Transcribe the records below in full; pictures stay out of the copy.

--- Record excerpts ---

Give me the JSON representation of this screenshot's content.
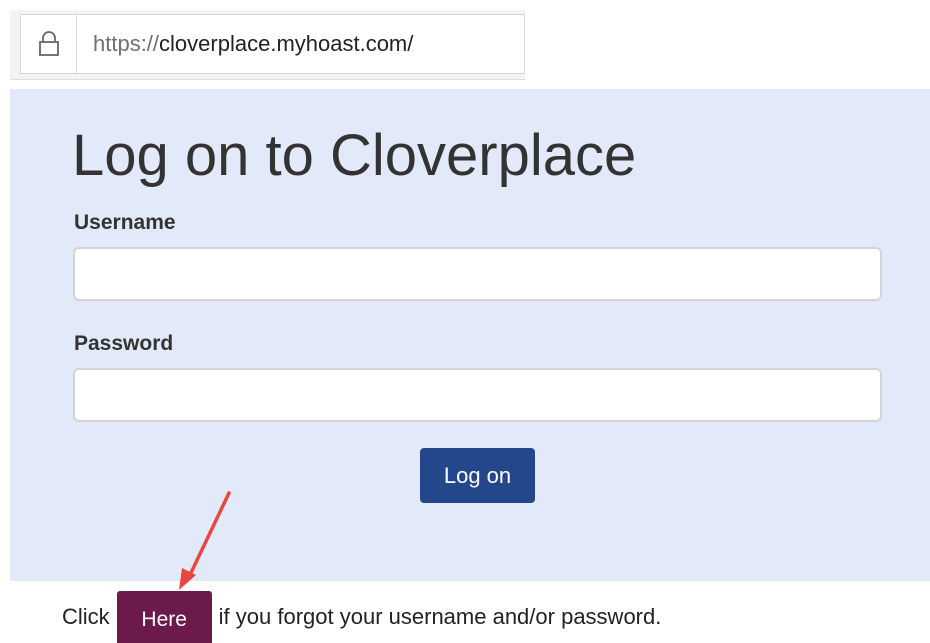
{
  "address_bar": {
    "icon": "lock-icon",
    "scheme": "https://",
    "host_path": "cloverplace.myhoast.com/"
  },
  "login": {
    "title": "Log on to Cloverplace",
    "username_label": "Username",
    "username_value": "",
    "password_label": "Password",
    "password_value": "",
    "submit_label": "Log on"
  },
  "forgot": {
    "prefix": "Click",
    "link_label": "Here",
    "suffix": "if you forgot your username and/or password."
  },
  "colors": {
    "panel_background": "#e2eaf9",
    "button_background": "#24478c",
    "here_background": "#6b1a4b",
    "annotation_arrow": "#e8463f"
  }
}
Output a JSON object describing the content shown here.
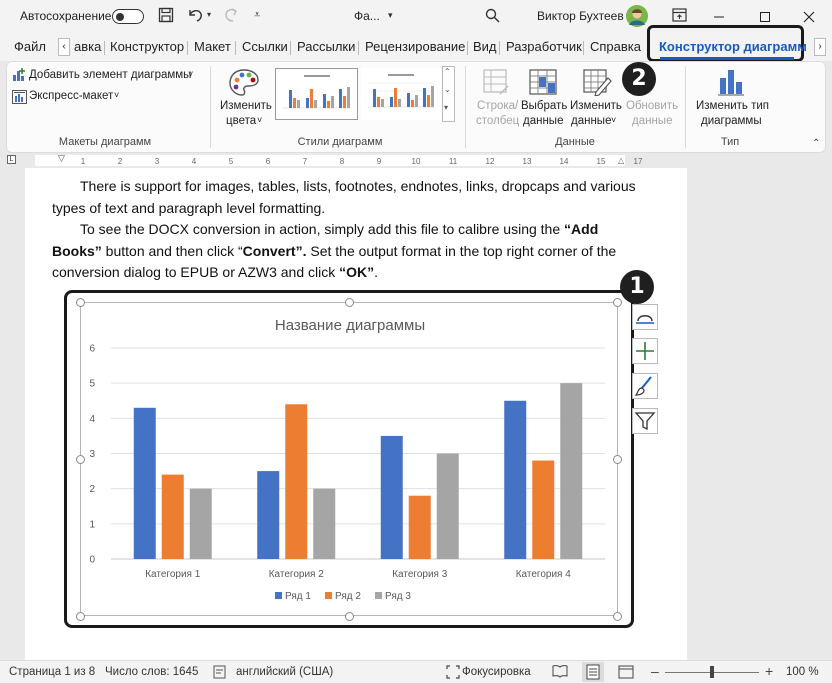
{
  "titlebar": {
    "autosave_label": "Автосохранение",
    "doc_name": "Фа...",
    "user_name": "Виктор Бухтеев"
  },
  "tabs": [
    {
      "label": "Файл"
    },
    {
      "label": "авка"
    },
    {
      "label": "Конструктор"
    },
    {
      "label": "Макет"
    },
    {
      "label": "Ссылки"
    },
    {
      "label": "Рассылки"
    },
    {
      "label": "Рецензирование"
    },
    {
      "label": "Вид"
    },
    {
      "label": "Разработчик"
    },
    {
      "label": "Справка"
    },
    {
      "label": "Конструктор диаграмм"
    }
  ],
  "ribbon": {
    "add_element": "Добавить элемент диаграммы",
    "express_layout": "Экспресс-макет",
    "group_layouts": "Макеты диаграмм",
    "change_colors_1": "Изменить",
    "change_colors_2": "цвета",
    "group_styles": "Стили диаграмм",
    "row_col_1": "Строка/",
    "row_col_2": "столбец",
    "select_data_1": "Выбрать",
    "select_data_2": "данные",
    "edit_data_1": "Изменить",
    "edit_data_2": "данные",
    "refresh_data_1": "Обновить",
    "refresh_data_2": "данные",
    "group_data": "Данные",
    "change_type_1": "Изменить тип",
    "change_type_2": "диаграммы",
    "group_type": "Тип"
  },
  "document": {
    "p1": "There is support for images, tables, lists, footnotes, endnotes, links, dropcaps and various types of text and paragraph level formatting.",
    "p2_a": "To see the DOCX conversion in action, simply add this file to calibre using the ",
    "p2_b": "“Add Books”",
    "p2_c": " button and then click “",
    "p2_d": "Convert”.",
    "p2_e": "  Set the output format in the top right corner of the conversion dialog to EPUB or AZW3 and click ",
    "p2_f": "“OK”",
    "p2_g": "."
  },
  "annotations": {
    "badge1": "1",
    "badge2": "2"
  },
  "chart_data": {
    "type": "bar",
    "title": "Название диаграммы",
    "categories": [
      "Категория 1",
      "Категория 2",
      "Категория 3",
      "Категория 4"
    ],
    "series": [
      {
        "name": "Ряд 1",
        "values": [
          4.3,
          2.5,
          3.5,
          4.5
        ],
        "color": "#4472c4"
      },
      {
        "name": "Ряд 2",
        "values": [
          2.4,
          4.4,
          1.8,
          2.8
        ],
        "color": "#ed7d31"
      },
      {
        "name": "Ряд 3",
        "values": [
          2,
          2,
          3,
          5
        ],
        "color": "#a5a5a5"
      }
    ],
    "yticks": [
      "0",
      "1",
      "2",
      "3",
      "4",
      "5",
      "6"
    ],
    "ylim": [
      0,
      6
    ],
    "grid": true,
    "legend": "bottom"
  },
  "status": {
    "page": "Страница 1 из 8",
    "words": "Число слов: 1645",
    "language": "английский (США)",
    "focus": "Фокусировка",
    "zoom": "100 %"
  }
}
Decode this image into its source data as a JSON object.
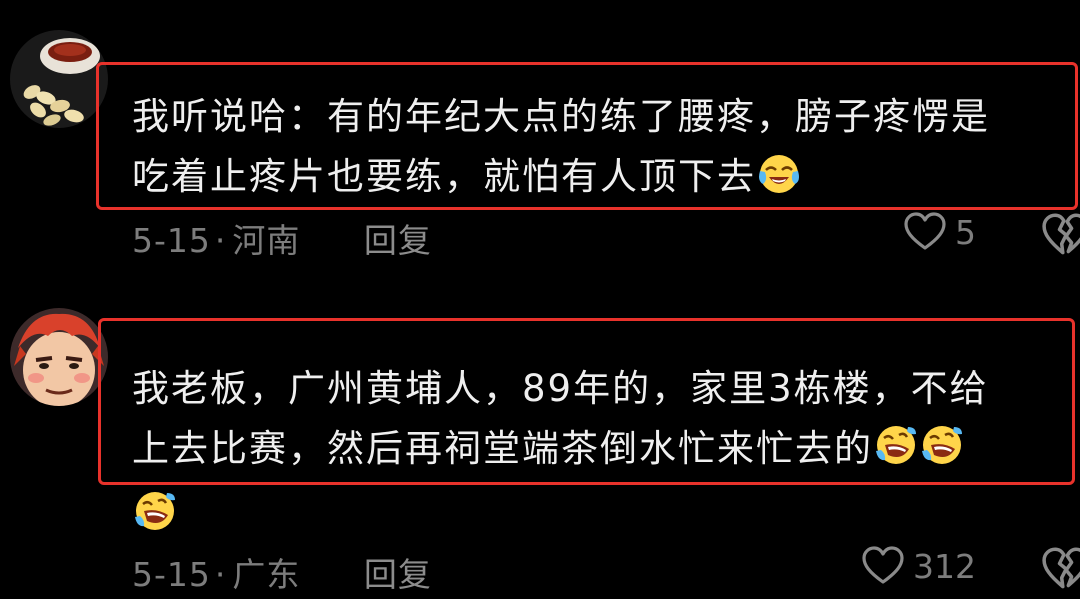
{
  "comments": [
    {
      "lines": [
        "我听说哈：有的年纪大点的练了腰疼，膀子疼愣是",
        "吃着止疼片也要练，就怕有人顶下去"
      ],
      "date": "5-15",
      "separator": "·",
      "region": "河南",
      "reply_label": "回复",
      "like_count": "5",
      "avatar_icon": "tea-and-peanuts-avatar",
      "emoji_icon": "crying-laughing-face-icon"
    },
    {
      "lines": [
        "我老板，广州黄埔人，89年的，家里3栋楼，不给",
        "上去比赛，然后再祠堂端茶倒水忙来忙去的",
        ""
      ],
      "date": "5-15",
      "separator": "·",
      "region": "广东",
      "reply_label": "回复",
      "like_count": "312",
      "avatar_icon": "anime-character-avatar",
      "emoji_icon": "rolling-laughing-face-icon"
    }
  ],
  "colors": {
    "background": "#000000",
    "text": "#efefef",
    "meta": "#7d7d7d",
    "highlight": "#e8322b"
  }
}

---

> [Exercise response]:
Give me the JSON representation of this screenshot's content.
{
  "address_bar": {
    "icon": "lock-icon",
    "scheme": "https://",
    "host_path": "cloverplace.myhoast.com/"
  },
  "login": {
    "title": "Log on to Cloverplace",
    "username_label": "Username",
    "username_value": "",
    "password_label": "Password",
    "password_value": "",
    "submit_label": "Log on"
  },
  "forgot": {
    "prefix": "Click",
    "link_label": "Here",
    "suffix": "if you forgot your username and/or password."
  },
  "colors": {
    "panel_background": "#e2eaf9",
    "button_background": "#24478c",
    "here_background": "#6b1a4b",
    "annotation_arrow": "#e8463f"
  }
}
Output a JSON object describing the content shown here.
{
  "titlebar": {
    "autosave_label": "Автосохранение",
    "doc_name": "Фа...",
    "user_name": "Виктор Бухтеев"
  },
  "tabs": [
    {
      "label": "Файл"
    },
    {
      "label": "авка"
    },
    {
      "label": "Конструктор"
    },
    {
      "label": "Макет"
    },
    {
      "label": "Ссылки"
    },
    {
      "label": "Рассылки"
    },
    {
      "label": "Рецензирование"
    },
    {
      "label": "Вид"
    },
    {
      "label": "Разработчик"
    },
    {
      "label": "Справка"
    },
    {
      "label": "Конструктор диаграмм"
    }
  ],
  "ribbon": {
    "add_element": "Добавить элемент диаграммы",
    "express_layout": "Экспресс-макет",
    "group_layouts": "Макеты диаграмм",
    "change_colors_1": "Изменить",
    "change_colors_2": "цвета",
    "group_styles": "Стили диаграмм",
    "row_col_1": "Строка/",
    "row_col_2": "столбец",
    "select_data_1": "Выбрать",
    "select_data_2": "данные",
    "edit_data_1": "Изменить",
    "edit_data_2": "данные",
    "refresh_data_1": "Обновить",
    "refresh_data_2": "данные",
    "group_data": "Данные",
    "change_type_1": "Изменить тип",
    "change_type_2": "диаграммы",
    "group_type": "Тип"
  },
  "document": {
    "p1": "There is support for images, tables, lists, footnotes, endnotes, links, dropcaps and various types of text and paragraph level formatting.",
    "p2_a": "To see the DOCX conversion in action, simply add this file to calibre using the ",
    "p2_b": "“Add Books”",
    "p2_c": " button and then click “",
    "p2_d": "Convert”.",
    "p2_e": "  Set the output format in the top right corner of the conversion dialog to EPUB or AZW3 and click ",
    "p2_f": "“OK”",
    "p2_g": "."
  },
  "annotations": {
    "badge1": "1",
    "badge2": "2"
  },
  "chart_data": {
    "type": "bar",
    "title": "Название диаграммы",
    "categories": [
      "Категория 1",
      "Категория 2",
      "Категория 3",
      "Категория 4"
    ],
    "series": [
      {
        "name": "Ряд 1",
        "values": [
          4.3,
          2.5,
          3.5,
          4.5
        ],
        "color": "#4472c4"
      },
      {
        "name": "Ряд 2",
        "values": [
          2.4,
          4.4,
          1.8,
          2.8
        ],
        "color": "#ed7d31"
      },
      {
        "name": "Ряд 3",
        "values": [
          2,
          2,
          3,
          5
        ],
        "color": "#a5a5a5"
      }
    ],
    "yticks": [
      "0",
      "1",
      "2",
      "3",
      "4",
      "5",
      "6"
    ],
    "ylim": [
      0,
      6
    ],
    "grid": true,
    "legend": "bottom"
  },
  "status": {
    "page": "Страница 1 из 8",
    "words": "Число слов: 1645",
    "language": "английский (США)",
    "focus": "Фокусировка",
    "zoom": "100 %"
  }
}
Decode this image into its source data as a JSON object.
{
  "comments": [
    {
      "lines": [
        "我听说哈：有的年纪大点的练了腰疼，膀子疼愣是",
        "吃着止疼片也要练，就怕有人顶下去"
      ],
      "date": "5-15",
      "separator": "·",
      "region": "河南",
      "reply_label": "回复",
      "like_count": "5",
      "avatar_icon": "tea-and-peanuts-avatar",
      "emoji_icon": "crying-laughing-face-icon"
    },
    {
      "lines": [
        "我老板，广州黄埔人，89年的，家里3栋楼，不给",
        "上去比赛，然后再祠堂端茶倒水忙来忙去的",
        ""
      ],
      "date": "5-15",
      "separator": "·",
      "region": "广东",
      "reply_label": "回复",
      "like_count": "312",
      "avatar_icon": "anime-character-avatar",
      "emoji_icon": "rolling-laughing-face-icon"
    }
  ],
  "colors": {
    "background": "#000000",
    "text": "#efefef",
    "meta": "#7d7d7d",
    "highlight": "#e8322b"
  }
}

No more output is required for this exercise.